» **Prompt**:
Reproduce the rows below with "bounding box" changed to "coordinate box" and everything else left as it is. Leave the pictures out.

» **Provided entries**:
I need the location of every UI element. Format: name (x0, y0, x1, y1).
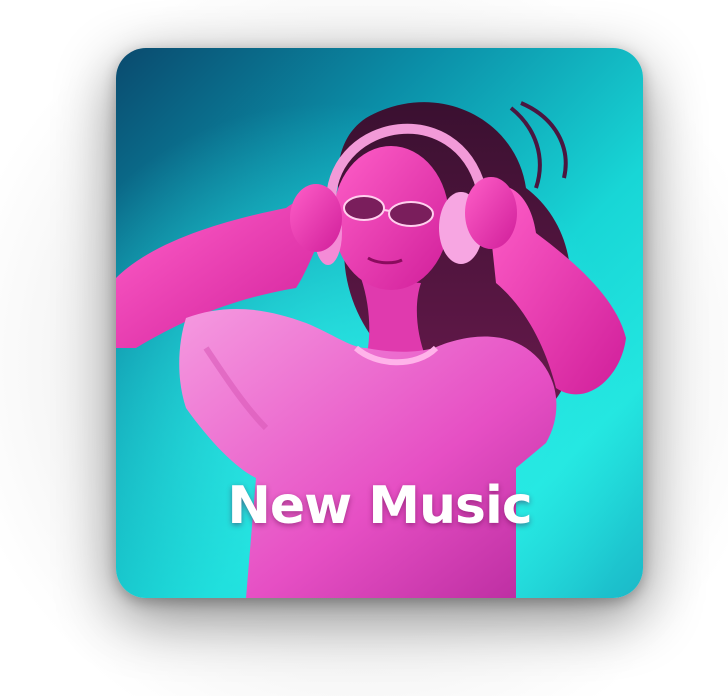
new-music-card[interactable]: New Music (116, 48, 643, 598)
card-title: New Music (227, 476, 532, 536)
neck (361, 278, 426, 358)
left-hand (290, 184, 342, 252)
right-hand (465, 177, 517, 249)
page-background: New Music (0, 0, 728, 696)
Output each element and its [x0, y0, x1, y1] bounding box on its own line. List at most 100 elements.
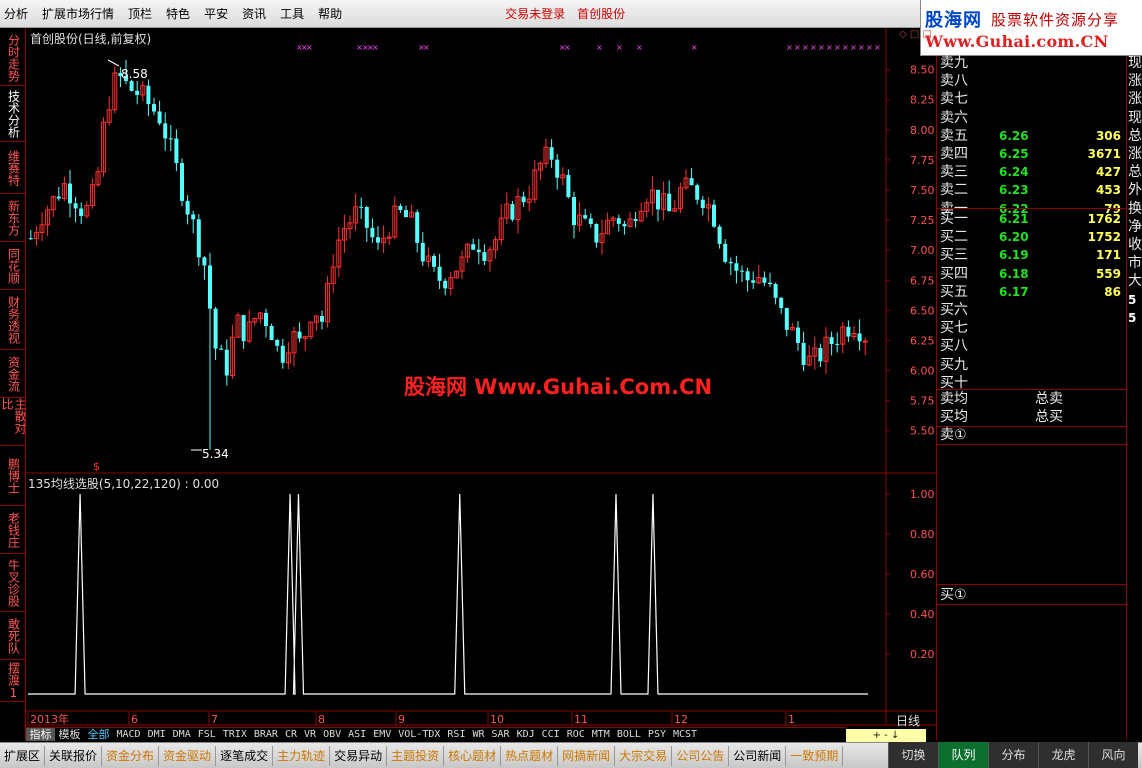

» **Response to this task**:
I need the location of every UI element. Format: name (x0, y0, x1, y1).
new-music-card[interactable]: New Music (116, 48, 643, 598)
card-title: New Music (227, 476, 532, 536)
neck (361, 278, 426, 358)
left-hand (290, 184, 342, 252)
right-hand (465, 177, 517, 249)
page-background: New Music (0, 0, 728, 696)
Output each element and its [x0, y0, x1, y1] coordinate box on its own line. List at most 100 elements.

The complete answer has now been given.